THE TASK: Tally the lines containing the word "label", and report the tally alone.
------------------------------------------------------------------------
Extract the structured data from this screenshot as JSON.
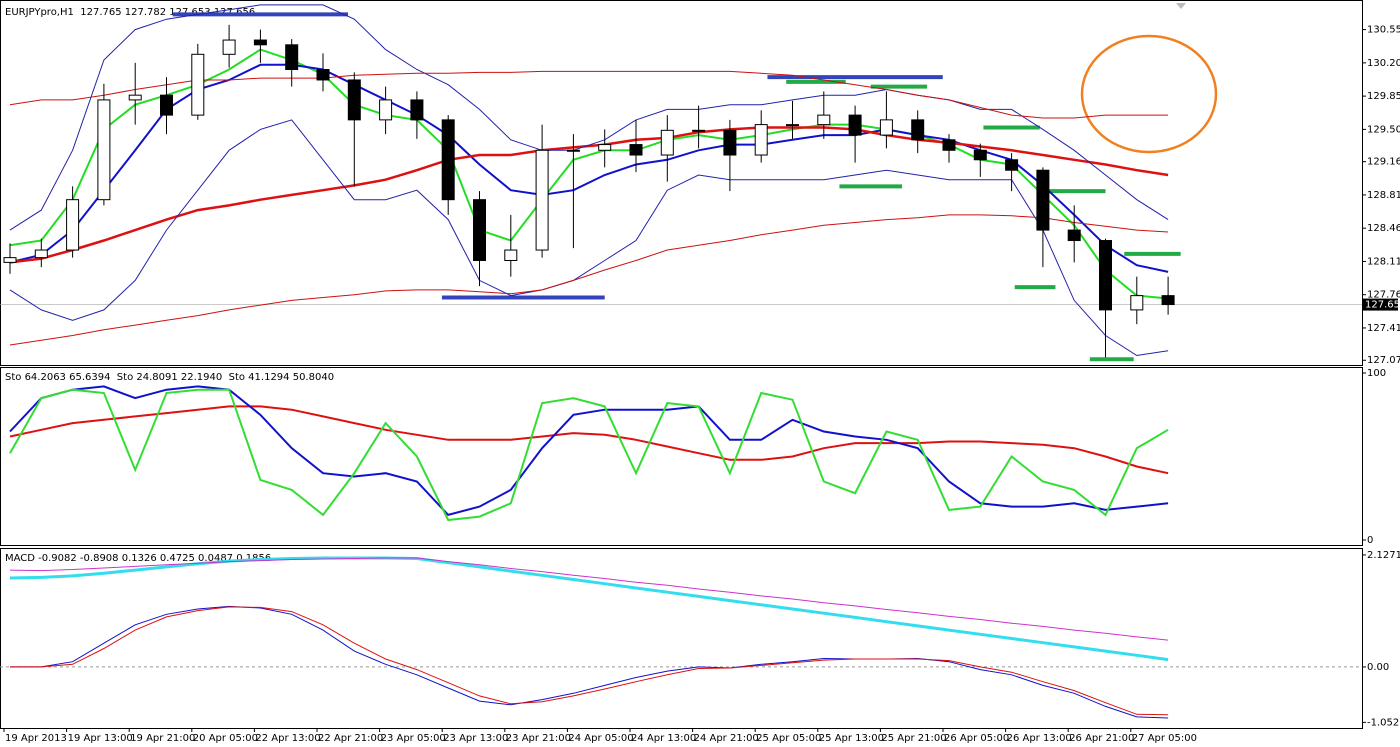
{
  "chart_data": [
    {
      "type": "candlestick",
      "title": "EURJPYpro,H1  127.765 127.782 127.653 127.656",
      "categories": [
        "19 Apr 2013",
        null,
        "19 Apr 13:00",
        null,
        "19 Apr 21:00",
        null,
        "20 Apr 05:00",
        null,
        "22 Apr 13:00",
        null,
        "22 Apr 21:00",
        null,
        "23 Apr 05:00",
        null,
        "23 Apr 13:00",
        null,
        "23 Apr 21:00",
        null,
        "24 Apr 05:00",
        null,
        "24 Apr 13:00",
        null,
        "24 Apr 21:00",
        null,
        "25 Apr 05:00",
        null,
        "25 Apr 13:00",
        null,
        "25 Apr 21:00",
        null,
        "26 Apr 05:00",
        null,
        "26 Apr 13:00",
        null,
        "26 Apr 21:00",
        null,
        "27 Apr 05:00",
        null
      ],
      "open": [
        128.1,
        128.15,
        128.23,
        128.76,
        129.81,
        129.86,
        129.65,
        130.29,
        130.44,
        130.39,
        130.13,
        130.02,
        129.6,
        129.81,
        129.6,
        128.76,
        128.12,
        128.23,
        129.28,
        129.28,
        129.34,
        129.23,
        129.49,
        129.49,
        129.23,
        129.55,
        129.55,
        129.65,
        129.44,
        129.6,
        129.39,
        129.28,
        129.18,
        129.07,
        128.44,
        128.33,
        127.6,
        127.75
      ],
      "high": [
        128.3,
        128.35,
        128.9,
        129.98,
        130.2,
        130.05,
        130.4,
        130.6,
        130.55,
        130.45,
        130.3,
        130.1,
        129.95,
        129.9,
        129.65,
        128.85,
        128.6,
        129.55,
        129.45,
        129.5,
        129.6,
        129.65,
        129.75,
        129.6,
        129.7,
        129.8,
        129.9,
        129.75,
        129.9,
        129.7,
        129.45,
        129.35,
        129.25,
        129.1,
        128.7,
        128.35,
        127.95,
        127.95
      ],
      "low": [
        127.98,
        128.05,
        128.15,
        128.7,
        129.55,
        129.45,
        129.6,
        130.15,
        130.2,
        129.95,
        129.9,
        128.9,
        129.45,
        129.4,
        128.6,
        127.85,
        127.95,
        128.15,
        128.25,
        129.1,
        129.05,
        128.95,
        129.3,
        128.85,
        129.15,
        129.4,
        129.4,
        129.15,
        129.3,
        129.25,
        129.15,
        129.0,
        128.85,
        128.05,
        128.1,
        127.1,
        127.45,
        127.55
      ],
      "close": [
        128.15,
        128.23,
        128.76,
        129.81,
        129.86,
        129.65,
        130.29,
        130.44,
        130.39,
        130.13,
        130.02,
        129.6,
        129.81,
        129.6,
        128.76,
        128.12,
        128.23,
        129.28,
        129.28,
        129.34,
        129.23,
        129.49,
        129.49,
        129.23,
        129.55,
        129.55,
        129.65,
        129.44,
        129.6,
        129.39,
        129.28,
        129.18,
        129.07,
        128.44,
        128.33,
        127.6,
        127.75,
        127.656
      ],
      "up_color": "#ffffff",
      "down_color": "#000000",
      "series": [
        {
          "color": "#22dd22",
          "values": [
            128.28,
            128.33,
            128.76,
            129.5,
            129.76,
            129.86,
            129.97,
            130.13,
            130.34,
            130.23,
            130.08,
            129.76,
            129.65,
            129.6,
            129.28,
            128.44,
            128.33,
            128.76,
            129.18,
            129.28,
            129.28,
            129.39,
            129.44,
            129.39,
            129.44,
            129.5,
            129.55,
            129.55,
            129.5,
            129.44,
            129.34,
            129.18,
            129.13,
            128.81,
            128.49,
            128.02,
            127.75,
            127.72
          ]
        },
        {
          "color": "#1111cc",
          "values": [
            128.1,
            128.18,
            128.44,
            128.86,
            129.28,
            129.71,
            129.92,
            130.02,
            130.18,
            130.18,
            130.13,
            129.97,
            129.81,
            129.65,
            129.44,
            129.13,
            128.86,
            128.81,
            128.86,
            129.02,
            129.13,
            129.18,
            129.28,
            129.34,
            129.34,
            129.39,
            129.44,
            129.44,
            129.5,
            129.44,
            129.39,
            129.28,
            129.18,
            128.91,
            128.6,
            128.28,
            128.07,
            128.0
          ]
        },
        {
          "color": "#dd1111",
          "values": [
            128.1,
            128.14,
            128.23,
            128.33,
            128.44,
            128.55,
            128.65,
            128.7,
            128.76,
            128.81,
            128.86,
            128.91,
            128.97,
            129.07,
            129.18,
            129.23,
            129.23,
            129.28,
            129.31,
            129.34,
            129.39,
            129.41,
            129.47,
            129.5,
            129.52,
            129.52,
            129.52,
            129.5,
            129.44,
            129.39,
            129.36,
            129.32,
            129.28,
            129.23,
            129.18,
            129.13,
            129.07,
            129.02
          ]
        },
        {
          "color": "#2222aa",
          "values": [
            128.44,
            128.65,
            129.28,
            130.23,
            130.55,
            130.66,
            130.71,
            130.76,
            130.81,
            130.81,
            130.81,
            130.66,
            130.34,
            130.13,
            129.97,
            129.71,
            129.39,
            129.28,
            129.28,
            129.39,
            129.6,
            129.71,
            129.71,
            129.76,
            129.76,
            129.81,
            129.86,
            129.86,
            129.92,
            129.86,
            129.81,
            129.71,
            129.71,
            129.5,
            129.28,
            129.02,
            128.76,
            128.55
          ]
        },
        {
          "color": "#2222aa",
          "values": [
            127.81,
            127.6,
            127.49,
            127.6,
            127.91,
            128.44,
            128.86,
            129.28,
            129.5,
            129.6,
            129.18,
            128.76,
            128.76,
            128.86,
            128.55,
            127.91,
            127.75,
            127.81,
            127.91,
            128.12,
            128.33,
            128.86,
            129.02,
            128.97,
            128.97,
            128.97,
            128.97,
            129.02,
            129.07,
            129.02,
            128.97,
            128.97,
            128.97,
            128.44,
            127.7,
            127.33,
            127.12,
            127.17
          ]
        },
        {
          "color": "#cc1111",
          "values": [
            129.76,
            129.81,
            129.81,
            129.86,
            129.92,
            129.97,
            130.02,
            130.02,
            130.04,
            130.04,
            130.04,
            130.07,
            130.08,
            130.09,
            130.09,
            130.1,
            130.1,
            130.11,
            130.11,
            130.11,
            130.11,
            130.11,
            130.11,
            130.11,
            130.09,
            130.07,
            130.02,
            129.97,
            129.92,
            129.86,
            129.81,
            129.73,
            129.65,
            129.62,
            129.62,
            129.65,
            129.65,
            129.65
          ]
        },
        {
          "color": "#cc1111",
          "values": [
            127.23,
            127.28,
            127.33,
            127.39,
            127.44,
            127.49,
            127.54,
            127.6,
            127.65,
            127.7,
            127.73,
            127.76,
            127.8,
            127.81,
            127.81,
            127.79,
            127.77,
            127.81,
            127.91,
            128.02,
            128.12,
            128.23,
            128.28,
            128.33,
            128.39,
            128.44,
            128.49,
            128.52,
            128.55,
            128.57,
            128.6,
            128.6,
            128.59,
            128.57,
            128.52,
            128.48,
            128.44,
            128.42
          ]
        }
      ],
      "levels": [
        {
          "color": "#3344bb",
          "value": 130.71,
          "x": [
            5.2,
            10.8
          ]
        },
        {
          "color": "#3344bb",
          "value": 130.05,
          "x": [
            24.2,
            29.8
          ]
        },
        {
          "color": "#3344bb",
          "value": 127.73,
          "x": [
            13.8,
            19.0
          ]
        },
        {
          "color": "#22aa44",
          "value": 130.0,
          "x": [
            24.8,
            26.7
          ]
        },
        {
          "color": "#22aa44",
          "value": 129.95,
          "x": [
            27.5,
            29.3
          ]
        },
        {
          "color": "#22aa44",
          "value": 129.52,
          "x": [
            31.1,
            32.9
          ]
        },
        {
          "color": "#22aa44",
          "value": 128.9,
          "x": [
            26.5,
            28.5
          ]
        },
        {
          "color": "#22aa44",
          "value": 128.85,
          "x": [
            33.2,
            35.0
          ]
        },
        {
          "color": "#22aa44",
          "value": 128.19,
          "x": [
            35.6,
            37.4
          ]
        },
        {
          "color": "#22aa44",
          "value": 127.84,
          "x": [
            32.1,
            33.4
          ]
        },
        {
          "color": "#22aa44",
          "value": 127.08,
          "x": [
            34.5,
            35.9
          ]
        }
      ],
      "last_price": 127.656,
      "ylim": [
        127.02,
        130.83
      ],
      "yticks": [
        {
          "value": 130.55,
          "label": "130.550"
        },
        {
          "value": 130.2,
          "label": "130.200"
        },
        {
          "value": 129.85,
          "label": "129.850"
        },
        {
          "value": 129.5,
          "label": "129.500"
        },
        {
          "value": 129.16,
          "label": "129.160"
        },
        {
          "value": 128.81,
          "label": "128.810"
        },
        {
          "value": 128.46,
          "label": "128.460"
        },
        {
          "value": 128.11,
          "label": "128.110"
        },
        {
          "value": 127.76,
          "label": "127.760"
        },
        {
          "value": 127.41,
          "label": "127.410"
        },
        {
          "value": 127.07,
          "label": "127.070"
        }
      ]
    },
    {
      "type": "line",
      "title": "Sto 64.2063 65.6394  Sto 24.8091 22.1940  Sto 41.1294 50.8040",
      "series": [
        {
          "color": "#dd1111",
          "values": [
            62,
            66,
            70,
            72,
            74,
            76,
            78,
            80,
            80,
            78,
            74,
            70,
            66,
            63,
            60,
            60,
            60,
            62,
            64,
            63,
            60,
            56,
            52,
            48,
            48,
            50,
            55,
            58,
            58,
            58,
            59,
            59,
            58,
            57,
            55,
            50,
            44,
            40
          ]
        },
        {
          "color": "#1111cc",
          "values": [
            65,
            85,
            90,
            92,
            85,
            90,
            92,
            90,
            75,
            55,
            40,
            38,
            40,
            35,
            15,
            20,
            30,
            55,
            75,
            78,
            78,
            78,
            80,
            60,
            60,
            72,
            65,
            62,
            60,
            55,
            35,
            22,
            20,
            20,
            22,
            18,
            20,
            22
          ]
        },
        {
          "color": "#33dd33",
          "values": [
            52,
            85,
            90,
            88,
            42,
            88,
            90,
            90,
            36,
            30,
            15,
            40,
            70,
            50,
            12,
            14,
            22,
            82,
            85,
            80,
            40,
            82,
            80,
            40,
            88,
            84,
            35,
            28,
            65,
            60,
            18,
            20,
            50,
            35,
            30,
            15,
            55,
            66
          ]
        }
      ],
      "ylim": [
        -3,
        103
      ],
      "yticks": [
        100,
        0
      ]
    },
    {
      "type": "line",
      "title": "MACD -0.9082 -0.8908 0.1326 0.4725 0.0487 0.1856",
      "series": [
        {
          "color": "#33ddee",
          "values": [
            1.69,
            1.7,
            1.73,
            1.78,
            1.84,
            1.9,
            1.96,
            2.01,
            2.04,
            2.06,
            2.07,
            2.07,
            2.07,
            2.06,
            1.98,
            1.9,
            1.82,
            1.74,
            1.66,
            1.58,
            1.5,
            1.42,
            1.34,
            1.26,
            1.18,
            1.1,
            1.02,
            0.94,
            0.86,
            0.78,
            0.7,
            0.62,
            0.54,
            0.46,
            0.38,
            0.3,
            0.22,
            0.14
          ]
        },
        {
          "color": "#cc33cc",
          "values": [
            1.84,
            1.83,
            1.85,
            1.88,
            1.91,
            1.94,
            1.97,
            2.0,
            2.02,
            2.04,
            2.05,
            2.06,
            2.07,
            2.07,
            2.0,
            1.94,
            1.87,
            1.81,
            1.74,
            1.68,
            1.61,
            1.55,
            1.48,
            1.42,
            1.35,
            1.29,
            1.22,
            1.16,
            1.09,
            1.03,
            0.96,
            0.9,
            0.83,
            0.77,
            0.7,
            0.64,
            0.57,
            0.51
          ]
        },
        {
          "color": "#1111cc",
          "values": [
            0,
            0,
            0.1,
            0.45,
            0.8,
            1.0,
            1.1,
            1.15,
            1.12,
            1.0,
            0.7,
            0.3,
            0.05,
            -0.15,
            -0.4,
            -0.65,
            -0.72,
            -0.62,
            -0.5,
            -0.35,
            -0.2,
            -0.08,
            0.0,
            -0.02,
            0.05,
            0.1,
            0.16,
            0.15,
            0.15,
            0.16,
            0.1,
            -0.05,
            -0.15,
            -0.35,
            -0.5,
            -0.75,
            -0.95,
            -0.97
          ]
        },
        {
          "color": "#dd1111",
          "values": [
            0,
            0,
            0.05,
            0.35,
            0.7,
            0.95,
            1.07,
            1.14,
            1.13,
            1.05,
            0.8,
            0.45,
            0.15,
            -0.05,
            -0.3,
            -0.55,
            -0.7,
            -0.66,
            -0.55,
            -0.42,
            -0.28,
            -0.15,
            -0.03,
            -0.02,
            0.03,
            0.08,
            0.13,
            0.15,
            0.15,
            0.15,
            0.12,
            0.0,
            -0.1,
            -0.28,
            -0.45,
            -0.68,
            -0.9,
            -0.91
          ]
        }
      ],
      "zero_line": true,
      "ylim": [
        -1.16,
        2.24
      ],
      "yticks": [
        2.1271,
        {
          "value": 0,
          "label": "0.00"
        },
        -1.0527
      ]
    }
  ]
}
------------------------------------------------------------------------
PROBLEM SOLUTION: 12